▶ Obiettivo 1: Trasforma in una tabella Markdown con le colonne "n" e "Riga" le righe dell'elenco, partendo dalla riga che contiene "reference-numeral-270-leader (1086, 1309, 1122, 1386)" e fermandoti dopo quella che contiene "node-match-peaks-label-line2: Traces (368, 847, 468, 884)", senza includere le righe vuote. Riporta solo queste righe, una per ogni riga della tabella, con il relativo numero progressivo.

Redditi esteri e non residenti (Parte V)

CONVENZIONI INTERNAZIONALI CONVENZIONI CONTRO LA DOPPIA IMPOSIZIONE   CANONI (ROYALTY) Nelle convenzioni internazionali si considerano canoni i compensi di qualsiasi natura corrisposti per l’uso o la concessione in uso di: • un diritto d’autore su …

CONVENZIONI INTERNAZIONALI

CONVENZIONI CONTRO LA DOPPIA IMPOSIZIONE

 

CANONI (ROYALTY)
Nelle convenzioni internazionali si considerano canoni i compensi di qualsiasi natura corrisposti per l’uso o la concessione in uso di:
• un diritto d’autore su opere letterarie, artistiche o scientifiche comprese le pellicole cinematografiche;
• brevetti, marchi di fabbrica o di commercio;
• disegni o modelli;
• progetti, formule o processi segreti;
• informazioni concernenti esperienze di carattere industriale, commerciale o scientifico.

Attrezzature commerciali, industriali o scientifiche
Dal 1992 il modello di Convenzione OCSE non menziona più fra i canoni i redditi derivanti dalla concessione in uso di attrezzature commerciali, industriali o scientifiche, che ora rientrano tra i redditi d’impresa.
L’Italia ha comunque continuato ad includere tali redditi nel concetto di royalty anche nelle convenzioni stipulate dal 1992 in poi.

Fra i canoni vanno ricompresi oltre ai compensi pagati per una licenza anche i risarcimenti dovuti in seguito alla violazione di diritti protetti.
Solitamente nelle convenzioni è previsto che i canoni siano assoggettati ad imposta solo nello stato di residenza del percipiente, purché ne sia l’effettivo beneficiario.

Società intermediaria nei contratti di licenza
Una società che concede in sub-licenza diritti di cui è licenziataria, riversando le royalty ai licenzianti al netto di un compenso di intermediazione, non è beneficiaria effettiva; pertanto soltanto i licenzianti originari possono chiedere l’applicazione delle eventuali convenzioni stipulate con gli Stati in cui risiedono (ris. 12.7.2006, n. 867E).

Alcune convenzioni stipulate dall’Italia prevedono una ritenuta alla fonte che non può eccedere una determinata percentuale dell’ammontare lordo dei canoni (ossia non diminuito dell’abbattimento del 25%, a titolo di deduzione forfetaria dai costi previsto nell’ordinamento italiano).

▶ Obiettivo 2: Secondo l'estratto sui canoni nelle convenzioni internazionali, da quale anno il modello di Convenzione OCSE non menziona più fra i canoni i redditi derivanti dalla concessione in uso di attrezzature commerciali, industriali o scientifiche?

[Record dei confini degli elementi]

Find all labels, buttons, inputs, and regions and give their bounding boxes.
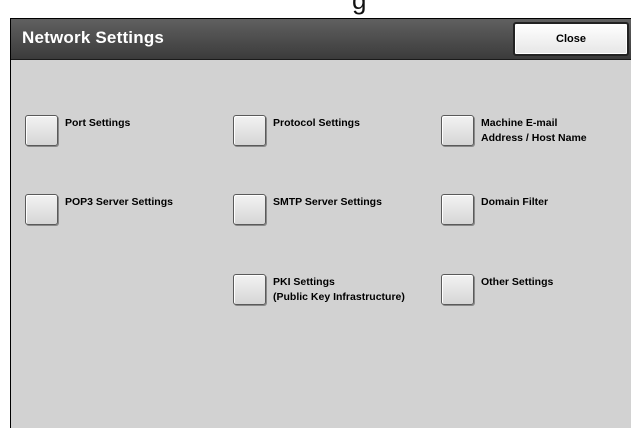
- close-button-label: Close: [556, 33, 586, 45]
- smtp-server-settings-button[interactable]: [233, 194, 266, 225]
- machine-email-address-label: Machine E-mail Address / Host Name: [481, 117, 587, 144]
- pki-settings-button[interactable]: [233, 274, 266, 305]
- port-settings-label: Port Settings: [65, 117, 131, 129]
- page-title: Network Settings: [22, 28, 165, 47]
- other-settings-button[interactable]: [441, 274, 474, 305]
- port-settings-button[interactable]: [25, 115, 58, 146]
- protocol-settings-button[interactable]: [233, 115, 266, 146]
- network-settings-panel: Network Settings Close Port Settings Pro…: [10, 18, 631, 428]
- pop3-server-settings-button[interactable]: [25, 194, 58, 225]
- protocol-settings-label: Protocol Settings: [273, 117, 360, 129]
- pki-settings-label: PKI Settings (Public Key Infrastructure): [273, 276, 405, 303]
- domain-filter-button[interactable]: [441, 194, 474, 225]
- other-settings-label: Other Settings: [481, 276, 554, 288]
- smtp-server-settings-label: SMTP Server Settings: [273, 196, 382, 208]
- machine-email-address-button[interactable]: [441, 115, 474, 146]
- clipped-text-fragment: g: [352, 0, 367, 15]
- title-bar: Network Settings Close: [11, 19, 631, 60]
- domain-filter-label: Domain Filter: [481, 196, 549, 208]
- pop3-server-settings-label: POP3 Server Settings: [65, 196, 173, 208]
- close-button[interactable]: Close: [513, 22, 629, 56]
- screen: g Network Settings Close Port Settings P…: [0, 0, 631, 428]
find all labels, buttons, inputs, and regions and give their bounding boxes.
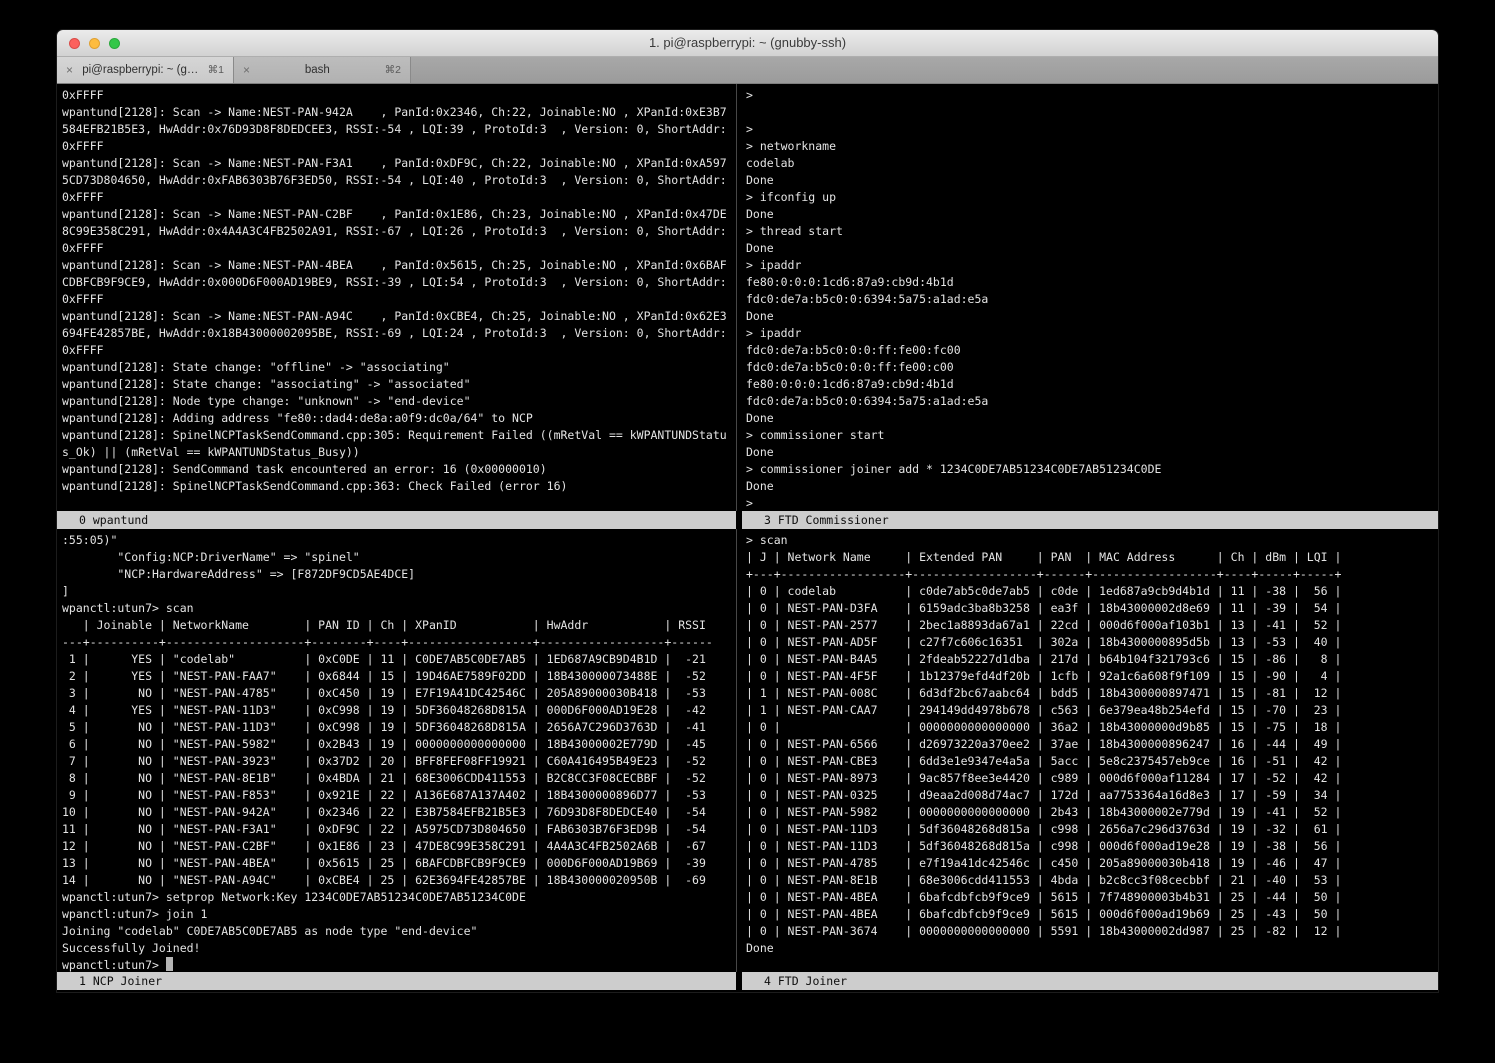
titlebar[interactable]: 1. pi@raspberrypi: ~ (gnubby-ssh) [57,30,1438,57]
screen: 1. pi@raspberrypi: ~ (gnubby-ssh) × pi@r… [0,0,1495,1063]
pane-title-wpantund: 0 wpantund [57,511,736,529]
tmux-top-row: 0xFFFF wpantund[2128]: Scan -> Name:NEST… [57,84,1438,511]
pane-wpantund[interactable]: 0xFFFF wpantund[2128]: Scan -> Name:NEST… [57,84,736,511]
tab-close-icon[interactable]: × [66,63,73,77]
pane-ftd-commissioner-output: > > > networkname codelab Done > ifconfi… [742,84,1438,511]
close-window-button[interactable] [69,38,80,49]
pane-title-ncp-joiner: 1 NCP Joiner [57,972,736,990]
pane-title-ftd-joiner: 4 FTD Joiner [742,972,1438,990]
minimize-window-button[interactable] [89,38,100,49]
tab-close-icon[interactable]: × [243,63,250,77]
terminal-window: 1. pi@raspberrypi: ~ (gnubby-ssh) × pi@r… [57,30,1438,992]
tab-bar-filler [411,57,1438,83]
tab-bar: × pi@raspberrypi: ~ (g… ⌘1 × bash ⌘2 [57,57,1438,84]
traffic-lights [69,38,120,49]
pane-ncp-joiner-output: :55:05)" "Config:NCP:DriverName" => "spi… [57,529,736,972]
zoom-window-button[interactable] [109,38,120,49]
window-title: 1. pi@raspberrypi: ~ (gnubby-ssh) [57,30,1438,56]
pane-ftd-joiner-output: > scan | J | Network Name | Extended PAN… [742,529,1438,957]
tab-shortcut-label: ⌘1 [208,64,224,76]
tmux-pane-status-bottom: 1 NCP Joiner 4 FTD Joiner [57,972,1438,990]
pane-ncp-joiner[interactable]: :55:05)" "Config:NCP:DriverName" => "spi… [57,529,736,972]
pane-ftd-commissioner[interactable]: > > > networkname codelab Done > ifconfi… [742,84,1438,511]
pane-wpantund-output: 0xFFFF wpantund[2128]: Scan -> Name:NEST… [57,84,736,495]
tmux-session: 0xFFFF wpantund[2128]: Scan -> Name:NEST… [57,84,1438,990]
pane-title-ftd-commissioner: 3 FTD Commissioner [742,511,1438,529]
tab-bash[interactable]: × bash ⌘2 [234,57,411,83]
tab-label: pi@raspberrypi: ~ (g… [80,64,201,76]
tab-label: bash [257,64,378,76]
tmux-bottom-row: :55:05)" "Config:NCP:DriverName" => "spi… [57,529,1438,972]
terminal-cursor [166,957,173,971]
tab-ssh-session[interactable]: × pi@raspberrypi: ~ (g… ⌘1 [57,57,234,83]
pane-ftd-joiner[interactable]: > scan | J | Network Name | Extended PAN… [742,529,1438,972]
tmux-pane-status-top: 0 wpantund 3 FTD Commissioner [57,511,1438,529]
tab-shortcut-label: ⌘2 [385,64,401,76]
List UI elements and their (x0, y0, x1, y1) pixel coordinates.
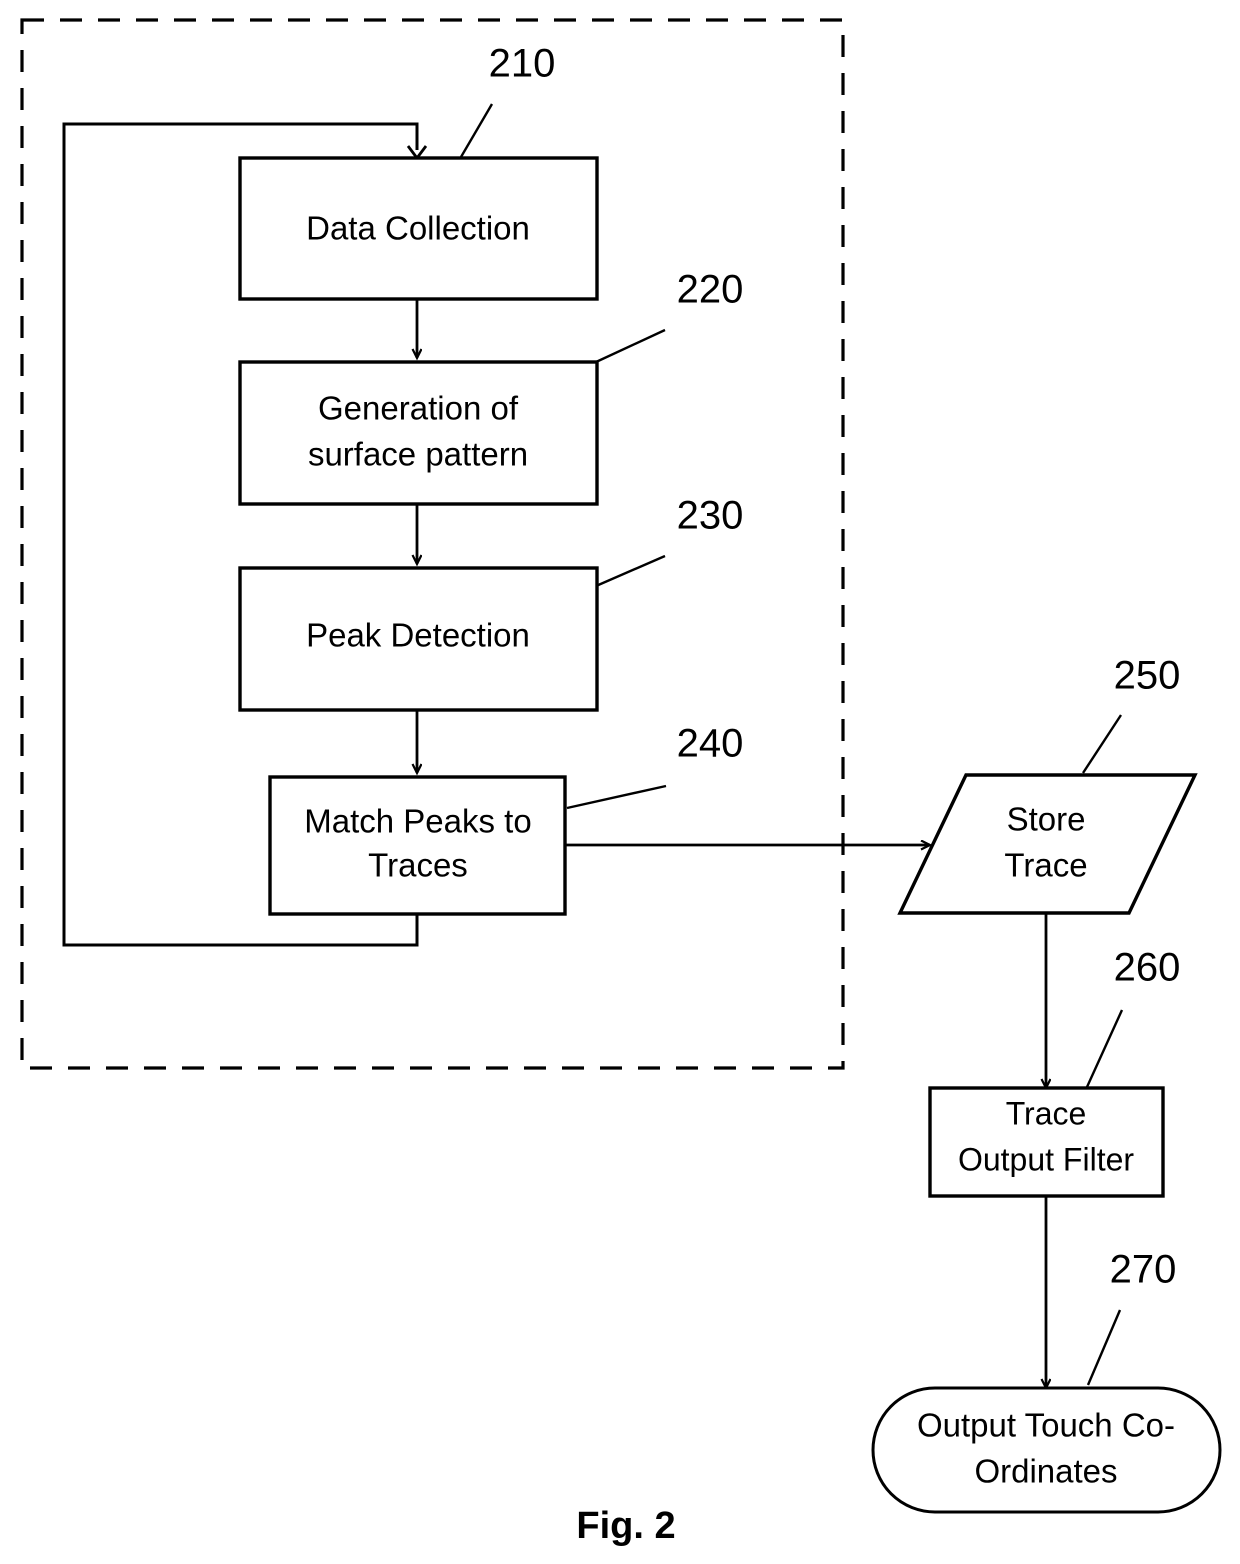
reference-numeral-270-leader (1086, 1309, 1122, 1386)
node-generation-of-surface-pattern[interactable]: Generation of surface pattern (238, 360, 599, 506)
node-match-peaks-label-line1: Match Peaks to (304, 803, 531, 840)
reference-numeral-240: 240 (566, 722, 744, 810)
reference-numeral-250-text: 250 (1114, 654, 1181, 698)
reference-numeral-210: 210 (459, 42, 556, 158)
reference-numeral-220-leader (595, 328, 666, 364)
node-store-trace-label-line1: Store (1007, 801, 1086, 838)
reference-numeral-270: 270 (1086, 1248, 1177, 1386)
node-peak-detection-label: Peak Detection (306, 617, 530, 654)
reference-numeral-260-leader (1085, 1009, 1124, 1088)
node-peak-detection[interactable]: Peak Detection (238, 566, 599, 712)
node-data-collection[interactable]: Data Collection (238, 156, 599, 301)
node-trace-output-filter-label-line1: Trace (1006, 1095, 1087, 1131)
node-match-peaks-to-traces[interactable]: Match Peaks to Traces (268, 775, 567, 916)
node-data-collection-label: Data Collection (306, 210, 530, 247)
reference-numeral-260: 260 (1085, 946, 1181, 1088)
node-trace-output-filter[interactable]: Trace Output Filter (928, 1086, 1165, 1198)
node-match-peaks-label-line2: Traces (368, 847, 468, 884)
node-store-trace-label-line2: Trace (1004, 847, 1087, 884)
reference-numeral-260-text: 260 (1114, 946, 1181, 990)
reference-numeral-230-leader (595, 554, 666, 588)
reference-numeral-250: 250 (1081, 654, 1181, 774)
reference-numeral-240-text: 240 (677, 722, 744, 766)
reference-numeral-270-text: 270 (1110, 1248, 1177, 1292)
node-output-touch-label-line2: Ordinates (974, 1453, 1117, 1490)
reference-numeral-230: 230 (595, 494, 744, 588)
node-store-trace[interactable]: Store Trace (897, 773, 1198, 915)
flowchart-figure: Data Collection Generation of surface pa… (20, 18, 1222, 1547)
reference-numeral-210-text: 210 (489, 42, 556, 86)
node-output-touch-label-line1: Output Touch Co- (917, 1407, 1175, 1444)
reference-numeral-220: 220 (595, 268, 744, 364)
reference-numeral-250-leader (1081, 714, 1123, 774)
reference-numeral-230-text: 230 (677, 494, 744, 538)
node-trace-output-filter-label-line2: Output Filter (958, 1141, 1134, 1177)
figure-caption: Fig. 2 (576, 1505, 675, 1547)
reference-numeral-220-text: 220 (677, 268, 744, 312)
node-generation-label-line1: Generation of (318, 390, 519, 427)
reference-numeral-240-leader (566, 784, 667, 810)
node-output-touch-coordinates[interactable]: Output Touch Co- Ordinates (871, 1386, 1222, 1514)
node-generation-label-line2: surface pattern (308, 436, 528, 473)
figure-page: Data Collection Generation of surface pa… (0, 0, 1240, 1564)
reference-numeral-210-leader (459, 103, 494, 158)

▶ Soluzione scritta 1:
| n | Riga |
|---|---|
| 1 | reference-numeral-270-leader (1086, 1309, 1122, 1386) |
| 2 | node-generation-of-surface-pattern[interactable]: Generation of surface pattern (238, 360, 599, 506) |
| 3 | node-match-peaks-label-line1: Match Peaks to (304, 803, 531, 840) |
| 4 | reference-numeral-240: 240 (566, 722, 744, 810) |
| 5 | reference-numeral-250-text: 250 (1114, 654, 1181, 698) |
| 6 | reference-numeral-210: 210 (459, 42, 556, 158) |
| 7 | reference-numeral-220-leader (595, 328, 666, 364) |
| 8 | node-store-trace-label-line1: Store (1007, 801, 1086, 838) |
| 9 | reference-numeral-270: 270 (1086, 1248, 1177, 1386) |
| 10 | node-peak-detection-label: Peak Detection (306, 617, 530, 654) |
| 11 | reference-numeral-260-leader (1085, 1009, 1124, 1088) |
| 12 | node-peak-detection[interactable]: Peak Detection (238, 566, 599, 712) |
| 13 | node-data-collection[interactable]: Data Collection (238, 156, 599, 301) |
| 14 | node-trace-output-filter-label-line1: Trace (1006, 1095, 1087, 1131) |
| 15 | node-match-peaks-to-traces[interactable]: Match Peaks to Traces (268, 775, 567, 916) |
| 16 | node-data-collection-label: Data Collection (306, 210, 530, 247) |
| 17 | reference-numeral-260: 260 (1085, 946, 1181, 1088) |
| 18 | node-trace-output-filter[interactable]: Trace Output Filter (928, 1086, 1165, 1198) |
| 19 | node-match-peaks-label-line2: Traces (368, 847, 468, 884) |

▶ Soluzione scritta 2: Dal 1992.